──────── Materials provided ────────

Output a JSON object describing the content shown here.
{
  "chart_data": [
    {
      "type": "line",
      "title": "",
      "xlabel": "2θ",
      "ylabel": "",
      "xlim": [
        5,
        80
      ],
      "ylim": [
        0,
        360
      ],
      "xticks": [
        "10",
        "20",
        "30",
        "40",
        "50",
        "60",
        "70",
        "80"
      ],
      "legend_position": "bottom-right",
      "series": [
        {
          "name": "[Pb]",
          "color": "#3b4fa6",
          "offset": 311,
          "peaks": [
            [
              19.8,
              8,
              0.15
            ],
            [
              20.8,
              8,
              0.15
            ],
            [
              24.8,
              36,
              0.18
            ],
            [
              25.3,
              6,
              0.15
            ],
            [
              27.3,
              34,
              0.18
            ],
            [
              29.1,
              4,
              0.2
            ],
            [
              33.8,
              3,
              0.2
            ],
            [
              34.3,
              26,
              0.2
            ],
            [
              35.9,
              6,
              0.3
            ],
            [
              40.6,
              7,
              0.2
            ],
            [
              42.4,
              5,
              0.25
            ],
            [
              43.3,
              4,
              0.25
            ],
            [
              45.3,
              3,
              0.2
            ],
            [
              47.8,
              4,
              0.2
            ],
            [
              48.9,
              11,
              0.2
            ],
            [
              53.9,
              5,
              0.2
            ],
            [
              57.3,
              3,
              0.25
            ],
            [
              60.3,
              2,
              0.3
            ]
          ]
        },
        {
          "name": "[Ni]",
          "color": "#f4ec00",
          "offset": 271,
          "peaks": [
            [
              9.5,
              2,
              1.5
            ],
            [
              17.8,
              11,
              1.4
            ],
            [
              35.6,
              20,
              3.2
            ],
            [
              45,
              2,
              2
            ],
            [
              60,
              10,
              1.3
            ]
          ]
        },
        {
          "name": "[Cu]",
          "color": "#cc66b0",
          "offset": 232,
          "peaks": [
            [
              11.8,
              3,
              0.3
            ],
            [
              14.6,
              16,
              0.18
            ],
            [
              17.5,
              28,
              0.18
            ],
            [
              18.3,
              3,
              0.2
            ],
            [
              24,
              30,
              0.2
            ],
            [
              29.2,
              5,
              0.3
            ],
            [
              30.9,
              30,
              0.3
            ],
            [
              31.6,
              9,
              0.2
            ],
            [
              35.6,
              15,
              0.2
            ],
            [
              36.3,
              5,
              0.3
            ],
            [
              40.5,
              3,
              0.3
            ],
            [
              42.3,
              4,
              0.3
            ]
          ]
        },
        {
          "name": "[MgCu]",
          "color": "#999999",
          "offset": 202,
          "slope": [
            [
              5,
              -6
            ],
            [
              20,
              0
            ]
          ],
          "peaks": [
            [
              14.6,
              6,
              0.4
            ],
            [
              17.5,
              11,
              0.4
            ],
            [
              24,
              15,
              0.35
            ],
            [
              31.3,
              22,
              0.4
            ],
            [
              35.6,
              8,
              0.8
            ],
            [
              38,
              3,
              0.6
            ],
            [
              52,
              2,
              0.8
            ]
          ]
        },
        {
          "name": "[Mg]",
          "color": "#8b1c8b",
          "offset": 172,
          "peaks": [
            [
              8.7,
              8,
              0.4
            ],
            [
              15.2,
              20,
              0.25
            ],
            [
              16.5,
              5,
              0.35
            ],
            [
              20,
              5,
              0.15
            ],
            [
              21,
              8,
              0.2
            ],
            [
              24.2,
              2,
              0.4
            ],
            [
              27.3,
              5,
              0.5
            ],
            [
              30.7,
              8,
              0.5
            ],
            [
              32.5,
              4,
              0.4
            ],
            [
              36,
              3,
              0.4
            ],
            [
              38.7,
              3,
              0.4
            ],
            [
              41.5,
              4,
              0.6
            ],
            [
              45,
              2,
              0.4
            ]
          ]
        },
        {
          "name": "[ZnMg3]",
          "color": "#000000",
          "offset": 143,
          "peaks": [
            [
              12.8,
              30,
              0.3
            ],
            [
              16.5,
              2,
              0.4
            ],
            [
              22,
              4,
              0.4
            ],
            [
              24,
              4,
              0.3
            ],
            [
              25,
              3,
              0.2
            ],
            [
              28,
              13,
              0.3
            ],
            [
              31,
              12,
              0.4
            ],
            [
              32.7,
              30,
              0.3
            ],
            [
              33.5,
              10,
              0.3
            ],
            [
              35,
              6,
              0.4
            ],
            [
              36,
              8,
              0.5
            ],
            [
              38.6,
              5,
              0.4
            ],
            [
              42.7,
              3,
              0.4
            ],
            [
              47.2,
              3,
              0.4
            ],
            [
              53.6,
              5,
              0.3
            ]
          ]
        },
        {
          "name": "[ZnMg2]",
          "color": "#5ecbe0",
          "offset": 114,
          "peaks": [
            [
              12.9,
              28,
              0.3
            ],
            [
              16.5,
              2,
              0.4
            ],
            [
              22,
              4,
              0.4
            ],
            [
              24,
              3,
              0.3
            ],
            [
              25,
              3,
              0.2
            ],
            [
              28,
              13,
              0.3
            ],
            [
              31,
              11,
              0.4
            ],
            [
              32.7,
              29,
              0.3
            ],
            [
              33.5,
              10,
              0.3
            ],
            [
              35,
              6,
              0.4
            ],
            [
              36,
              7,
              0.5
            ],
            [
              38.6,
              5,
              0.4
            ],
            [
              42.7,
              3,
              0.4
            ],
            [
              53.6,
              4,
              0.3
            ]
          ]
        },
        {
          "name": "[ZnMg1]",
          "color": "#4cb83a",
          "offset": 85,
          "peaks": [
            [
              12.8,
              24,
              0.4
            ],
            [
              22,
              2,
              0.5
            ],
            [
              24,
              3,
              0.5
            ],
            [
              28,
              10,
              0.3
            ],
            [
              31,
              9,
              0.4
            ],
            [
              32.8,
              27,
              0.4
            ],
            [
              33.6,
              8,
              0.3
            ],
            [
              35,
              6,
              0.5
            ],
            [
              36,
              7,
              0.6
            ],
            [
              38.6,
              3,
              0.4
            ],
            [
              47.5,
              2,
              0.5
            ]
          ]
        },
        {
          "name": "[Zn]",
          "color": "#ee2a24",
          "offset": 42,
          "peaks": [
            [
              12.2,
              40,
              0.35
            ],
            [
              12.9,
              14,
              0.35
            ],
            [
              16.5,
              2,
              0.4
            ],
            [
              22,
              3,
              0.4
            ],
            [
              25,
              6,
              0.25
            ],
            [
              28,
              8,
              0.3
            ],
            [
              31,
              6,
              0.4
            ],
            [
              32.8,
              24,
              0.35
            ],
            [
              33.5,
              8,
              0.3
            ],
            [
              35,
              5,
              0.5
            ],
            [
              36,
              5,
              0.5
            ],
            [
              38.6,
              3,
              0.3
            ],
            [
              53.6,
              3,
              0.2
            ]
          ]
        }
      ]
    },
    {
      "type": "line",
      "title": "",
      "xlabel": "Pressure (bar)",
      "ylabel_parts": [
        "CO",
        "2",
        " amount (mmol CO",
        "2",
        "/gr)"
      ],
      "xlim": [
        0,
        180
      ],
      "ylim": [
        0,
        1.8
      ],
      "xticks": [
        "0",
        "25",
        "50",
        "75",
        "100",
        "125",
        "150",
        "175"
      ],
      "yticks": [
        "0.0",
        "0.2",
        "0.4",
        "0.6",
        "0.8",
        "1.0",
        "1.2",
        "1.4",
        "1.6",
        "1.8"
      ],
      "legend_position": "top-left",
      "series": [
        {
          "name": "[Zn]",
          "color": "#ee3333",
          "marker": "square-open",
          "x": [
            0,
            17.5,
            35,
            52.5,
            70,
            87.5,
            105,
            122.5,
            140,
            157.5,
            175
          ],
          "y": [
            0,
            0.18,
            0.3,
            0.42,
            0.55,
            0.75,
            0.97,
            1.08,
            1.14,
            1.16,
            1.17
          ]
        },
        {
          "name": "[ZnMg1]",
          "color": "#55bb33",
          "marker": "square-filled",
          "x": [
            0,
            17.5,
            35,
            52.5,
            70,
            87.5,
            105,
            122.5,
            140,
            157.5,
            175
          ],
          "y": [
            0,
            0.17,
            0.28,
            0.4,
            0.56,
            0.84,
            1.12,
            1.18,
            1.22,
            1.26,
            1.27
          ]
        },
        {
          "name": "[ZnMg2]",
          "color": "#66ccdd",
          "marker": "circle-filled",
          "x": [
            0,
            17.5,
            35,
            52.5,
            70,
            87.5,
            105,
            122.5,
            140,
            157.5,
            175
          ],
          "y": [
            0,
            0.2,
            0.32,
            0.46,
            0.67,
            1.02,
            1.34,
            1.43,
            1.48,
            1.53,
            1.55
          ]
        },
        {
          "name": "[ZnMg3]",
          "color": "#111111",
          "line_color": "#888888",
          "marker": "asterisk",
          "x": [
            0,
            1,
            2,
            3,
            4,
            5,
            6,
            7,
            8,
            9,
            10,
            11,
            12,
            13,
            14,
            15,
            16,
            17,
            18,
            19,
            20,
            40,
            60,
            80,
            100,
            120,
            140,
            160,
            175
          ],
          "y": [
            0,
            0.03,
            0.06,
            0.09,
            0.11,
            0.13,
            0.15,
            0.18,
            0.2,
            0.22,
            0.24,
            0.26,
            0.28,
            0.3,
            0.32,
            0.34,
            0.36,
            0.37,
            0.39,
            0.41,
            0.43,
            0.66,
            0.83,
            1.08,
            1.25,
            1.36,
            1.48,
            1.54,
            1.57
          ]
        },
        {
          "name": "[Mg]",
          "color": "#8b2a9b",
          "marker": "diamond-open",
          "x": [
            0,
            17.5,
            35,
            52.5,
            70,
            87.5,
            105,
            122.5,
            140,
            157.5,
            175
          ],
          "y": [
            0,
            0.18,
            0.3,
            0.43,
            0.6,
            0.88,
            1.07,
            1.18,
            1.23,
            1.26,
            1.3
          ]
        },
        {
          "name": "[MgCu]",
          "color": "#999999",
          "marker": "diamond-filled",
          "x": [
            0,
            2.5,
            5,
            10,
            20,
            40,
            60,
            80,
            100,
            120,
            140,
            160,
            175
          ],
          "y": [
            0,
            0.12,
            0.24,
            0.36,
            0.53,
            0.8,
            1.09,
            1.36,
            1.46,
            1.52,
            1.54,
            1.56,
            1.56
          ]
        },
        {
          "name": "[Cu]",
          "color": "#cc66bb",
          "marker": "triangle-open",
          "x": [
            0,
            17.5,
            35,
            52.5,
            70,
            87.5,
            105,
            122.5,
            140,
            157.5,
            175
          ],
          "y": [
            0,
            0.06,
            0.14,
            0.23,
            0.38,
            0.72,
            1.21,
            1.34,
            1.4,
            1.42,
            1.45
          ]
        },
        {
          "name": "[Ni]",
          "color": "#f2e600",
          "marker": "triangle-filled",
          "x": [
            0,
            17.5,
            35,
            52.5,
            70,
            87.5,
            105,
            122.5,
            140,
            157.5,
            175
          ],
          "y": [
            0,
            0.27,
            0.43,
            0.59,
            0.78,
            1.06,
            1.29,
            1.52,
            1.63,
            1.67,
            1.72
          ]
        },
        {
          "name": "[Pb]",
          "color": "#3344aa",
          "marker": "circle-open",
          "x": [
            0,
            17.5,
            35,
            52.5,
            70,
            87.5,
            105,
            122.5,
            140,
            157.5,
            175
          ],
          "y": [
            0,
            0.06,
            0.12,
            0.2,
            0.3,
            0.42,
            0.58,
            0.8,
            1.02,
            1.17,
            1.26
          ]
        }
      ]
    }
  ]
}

────────

Find every line that holds "marker" and copy it.

# Reply to the task
          "marker": "square-open",
          "marker": "square-filled",
          "marker": "circle-filled",
          "marker": "asterisk",
          "marker": "diamond-open",
          "marker": "diamond-filled",
          "marker": "triangle-open",
          "marker": "triangle-filled",
          "marker": "circle-open",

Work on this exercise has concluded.